_Direction:_
Identify each line in the records below that contains the word "superficie", and copy it.

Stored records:

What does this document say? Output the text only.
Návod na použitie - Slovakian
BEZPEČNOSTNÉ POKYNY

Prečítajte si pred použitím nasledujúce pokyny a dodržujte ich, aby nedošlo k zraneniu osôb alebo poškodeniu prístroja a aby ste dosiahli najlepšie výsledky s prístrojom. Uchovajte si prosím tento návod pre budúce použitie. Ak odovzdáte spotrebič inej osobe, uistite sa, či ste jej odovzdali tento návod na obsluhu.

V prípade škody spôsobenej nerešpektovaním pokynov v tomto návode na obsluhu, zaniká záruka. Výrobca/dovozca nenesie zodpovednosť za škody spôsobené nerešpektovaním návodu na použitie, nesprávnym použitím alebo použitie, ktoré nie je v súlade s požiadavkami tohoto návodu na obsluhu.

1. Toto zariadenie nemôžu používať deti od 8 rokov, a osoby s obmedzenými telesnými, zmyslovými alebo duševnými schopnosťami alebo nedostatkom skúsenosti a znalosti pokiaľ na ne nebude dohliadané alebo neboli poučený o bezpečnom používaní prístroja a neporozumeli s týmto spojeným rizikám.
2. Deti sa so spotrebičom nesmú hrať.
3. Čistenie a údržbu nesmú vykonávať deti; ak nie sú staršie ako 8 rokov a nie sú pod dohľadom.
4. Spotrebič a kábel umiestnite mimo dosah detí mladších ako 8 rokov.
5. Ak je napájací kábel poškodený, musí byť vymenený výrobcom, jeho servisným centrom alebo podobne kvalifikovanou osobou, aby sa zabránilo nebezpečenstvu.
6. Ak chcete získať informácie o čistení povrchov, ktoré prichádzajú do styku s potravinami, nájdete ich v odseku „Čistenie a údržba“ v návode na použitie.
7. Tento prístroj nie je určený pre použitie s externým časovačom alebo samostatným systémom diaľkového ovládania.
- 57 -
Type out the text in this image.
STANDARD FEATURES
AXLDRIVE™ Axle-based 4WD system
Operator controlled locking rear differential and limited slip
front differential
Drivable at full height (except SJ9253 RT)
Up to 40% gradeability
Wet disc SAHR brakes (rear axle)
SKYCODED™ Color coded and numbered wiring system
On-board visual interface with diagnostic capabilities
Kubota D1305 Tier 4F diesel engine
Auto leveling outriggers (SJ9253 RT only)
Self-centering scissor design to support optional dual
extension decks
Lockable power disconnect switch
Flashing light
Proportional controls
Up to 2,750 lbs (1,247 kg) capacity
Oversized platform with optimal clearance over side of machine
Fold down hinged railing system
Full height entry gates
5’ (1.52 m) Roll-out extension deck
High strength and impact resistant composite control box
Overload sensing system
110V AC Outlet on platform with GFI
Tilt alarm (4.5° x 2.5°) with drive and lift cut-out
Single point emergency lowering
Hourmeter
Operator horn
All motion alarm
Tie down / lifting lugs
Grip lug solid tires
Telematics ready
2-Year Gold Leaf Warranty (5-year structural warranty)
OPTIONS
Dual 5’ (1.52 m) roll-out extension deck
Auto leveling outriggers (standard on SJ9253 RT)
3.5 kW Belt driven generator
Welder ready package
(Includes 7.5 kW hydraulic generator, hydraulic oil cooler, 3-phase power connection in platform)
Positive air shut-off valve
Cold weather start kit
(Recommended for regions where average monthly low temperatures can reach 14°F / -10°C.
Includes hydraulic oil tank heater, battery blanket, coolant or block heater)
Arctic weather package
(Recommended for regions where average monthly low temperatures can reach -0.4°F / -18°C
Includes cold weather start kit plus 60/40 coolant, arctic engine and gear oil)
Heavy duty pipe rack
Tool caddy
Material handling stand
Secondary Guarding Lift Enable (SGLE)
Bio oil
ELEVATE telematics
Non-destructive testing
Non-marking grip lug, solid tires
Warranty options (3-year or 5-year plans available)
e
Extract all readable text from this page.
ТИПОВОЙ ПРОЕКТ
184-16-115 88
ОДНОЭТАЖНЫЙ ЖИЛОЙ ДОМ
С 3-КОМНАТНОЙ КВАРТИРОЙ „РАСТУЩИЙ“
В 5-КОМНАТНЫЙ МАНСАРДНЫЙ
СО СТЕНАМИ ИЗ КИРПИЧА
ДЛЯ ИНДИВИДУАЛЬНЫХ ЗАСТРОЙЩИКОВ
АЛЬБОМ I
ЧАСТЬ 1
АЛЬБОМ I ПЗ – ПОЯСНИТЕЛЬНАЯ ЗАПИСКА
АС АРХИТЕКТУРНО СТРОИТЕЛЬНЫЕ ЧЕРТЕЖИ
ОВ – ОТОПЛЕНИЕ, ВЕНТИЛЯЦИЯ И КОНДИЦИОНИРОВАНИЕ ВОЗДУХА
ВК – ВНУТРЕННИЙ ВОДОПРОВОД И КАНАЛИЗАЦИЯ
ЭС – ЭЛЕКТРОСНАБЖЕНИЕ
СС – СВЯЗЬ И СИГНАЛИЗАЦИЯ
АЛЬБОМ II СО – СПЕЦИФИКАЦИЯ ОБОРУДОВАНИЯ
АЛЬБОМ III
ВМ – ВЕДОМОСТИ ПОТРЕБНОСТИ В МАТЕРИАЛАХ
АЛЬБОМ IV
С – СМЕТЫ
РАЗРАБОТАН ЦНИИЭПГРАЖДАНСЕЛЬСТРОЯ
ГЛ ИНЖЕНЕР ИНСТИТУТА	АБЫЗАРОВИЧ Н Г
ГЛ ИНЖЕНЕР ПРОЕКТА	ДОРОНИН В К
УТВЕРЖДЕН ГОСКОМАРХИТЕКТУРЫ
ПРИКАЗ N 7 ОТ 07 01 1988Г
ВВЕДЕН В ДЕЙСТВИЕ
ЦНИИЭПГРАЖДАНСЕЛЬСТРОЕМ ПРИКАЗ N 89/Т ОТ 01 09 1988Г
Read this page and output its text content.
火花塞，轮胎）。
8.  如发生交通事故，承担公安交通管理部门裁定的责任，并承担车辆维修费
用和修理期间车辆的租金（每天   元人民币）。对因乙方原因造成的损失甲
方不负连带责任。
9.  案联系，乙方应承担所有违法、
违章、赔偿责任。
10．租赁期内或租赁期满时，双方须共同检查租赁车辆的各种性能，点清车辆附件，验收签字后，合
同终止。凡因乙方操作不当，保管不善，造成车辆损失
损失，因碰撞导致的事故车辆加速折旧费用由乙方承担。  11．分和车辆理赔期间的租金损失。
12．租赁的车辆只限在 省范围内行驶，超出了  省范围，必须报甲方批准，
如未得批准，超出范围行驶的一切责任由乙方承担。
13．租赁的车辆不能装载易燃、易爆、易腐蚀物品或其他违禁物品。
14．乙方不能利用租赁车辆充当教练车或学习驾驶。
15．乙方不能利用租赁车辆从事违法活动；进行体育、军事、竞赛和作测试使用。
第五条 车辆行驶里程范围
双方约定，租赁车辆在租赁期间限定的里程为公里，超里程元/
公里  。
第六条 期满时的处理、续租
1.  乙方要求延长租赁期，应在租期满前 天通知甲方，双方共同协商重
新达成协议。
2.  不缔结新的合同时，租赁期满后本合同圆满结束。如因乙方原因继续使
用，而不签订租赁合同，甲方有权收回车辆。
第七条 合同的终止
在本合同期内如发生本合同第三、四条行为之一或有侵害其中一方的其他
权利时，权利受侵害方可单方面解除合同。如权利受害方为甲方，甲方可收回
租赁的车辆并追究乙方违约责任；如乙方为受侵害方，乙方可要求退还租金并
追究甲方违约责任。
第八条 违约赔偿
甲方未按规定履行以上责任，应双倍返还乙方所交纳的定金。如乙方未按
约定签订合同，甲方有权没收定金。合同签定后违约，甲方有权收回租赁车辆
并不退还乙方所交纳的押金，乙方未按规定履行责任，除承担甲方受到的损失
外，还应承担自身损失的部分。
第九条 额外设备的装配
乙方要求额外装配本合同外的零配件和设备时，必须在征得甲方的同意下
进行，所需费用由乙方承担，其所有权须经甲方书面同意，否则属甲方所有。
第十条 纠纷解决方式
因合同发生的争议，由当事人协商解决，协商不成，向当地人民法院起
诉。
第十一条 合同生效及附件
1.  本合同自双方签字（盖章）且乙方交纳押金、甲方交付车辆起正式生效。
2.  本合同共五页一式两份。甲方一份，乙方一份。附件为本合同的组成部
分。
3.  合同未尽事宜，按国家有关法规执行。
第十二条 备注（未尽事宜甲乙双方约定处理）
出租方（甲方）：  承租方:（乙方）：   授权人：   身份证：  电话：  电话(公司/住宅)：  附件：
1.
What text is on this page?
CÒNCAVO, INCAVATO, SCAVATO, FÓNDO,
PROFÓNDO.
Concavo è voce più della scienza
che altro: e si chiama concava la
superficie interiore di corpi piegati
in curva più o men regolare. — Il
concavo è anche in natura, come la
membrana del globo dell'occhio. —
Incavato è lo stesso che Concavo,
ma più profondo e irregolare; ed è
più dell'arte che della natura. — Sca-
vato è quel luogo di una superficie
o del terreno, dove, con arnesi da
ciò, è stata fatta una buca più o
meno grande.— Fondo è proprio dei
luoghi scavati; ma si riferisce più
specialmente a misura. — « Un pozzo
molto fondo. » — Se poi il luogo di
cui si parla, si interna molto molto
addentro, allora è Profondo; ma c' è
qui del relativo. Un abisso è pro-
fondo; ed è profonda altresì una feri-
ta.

_Full answer:_
superficie interiore di corpi piegati
vato è quel luogo di una superficie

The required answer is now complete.